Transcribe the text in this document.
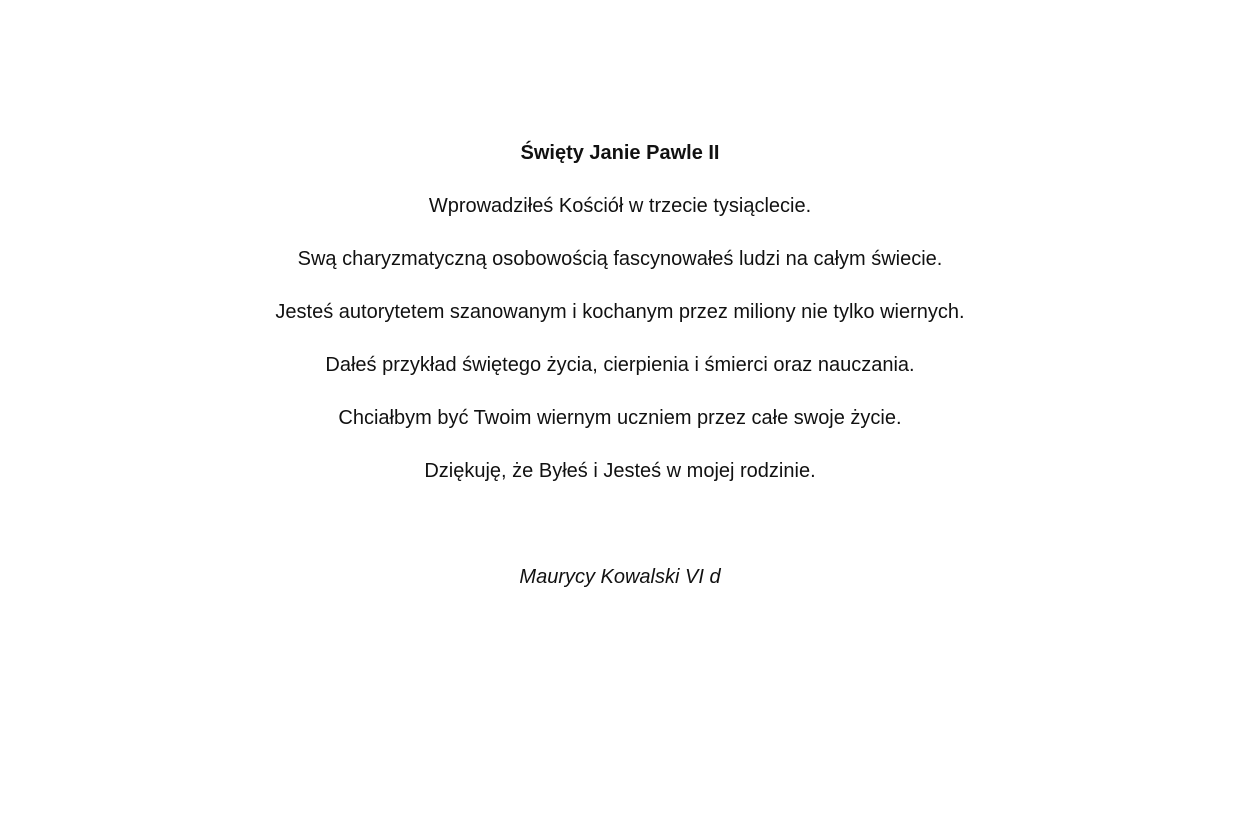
Święty Janie Pawle II
Wprowadziłeś Kościół w trzecie tysiąclecie.
Swą charyzmatyczną osobowością fascynowałeś ludzi na całym świecie.
Jesteś autorytetem szanowanym i kochanym przez miliony nie tylko wiernych.
Dałeś przykład świętego życia, cierpienia i śmierci oraz nauczania.
Chciałbym być Twoim wiernym uczniem przez całe swoje życie.
Dziękuję, że Byłeś i Jesteś w mojej rodzinie.
Maurycy Kowalski VI d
####################
**PROBLEM DESCRIPTION**. Retype the whole listing exactly and leave the pictures out.

**TASK ANSWER**.
Transcribe the text in this document.
Święty Janie Pawle II
Wprowadziłeś Kościół w trzecie tysiąclecie.
Swą charyzmatyczną osobowością fascynowałeś ludzi na całym świecie.
Jesteś autorytetem szanowanym i kochanym przez miliony nie tylko wiernych.
Dałeś przykład świętego życia, cierpienia i śmierci oraz nauczania.
Chciałbym być Twoim wiernym uczniem przez całe swoje życie.
Dziękuję, że Byłeś i Jesteś w mojej rodzinie.
Maurycy Kowalski VI d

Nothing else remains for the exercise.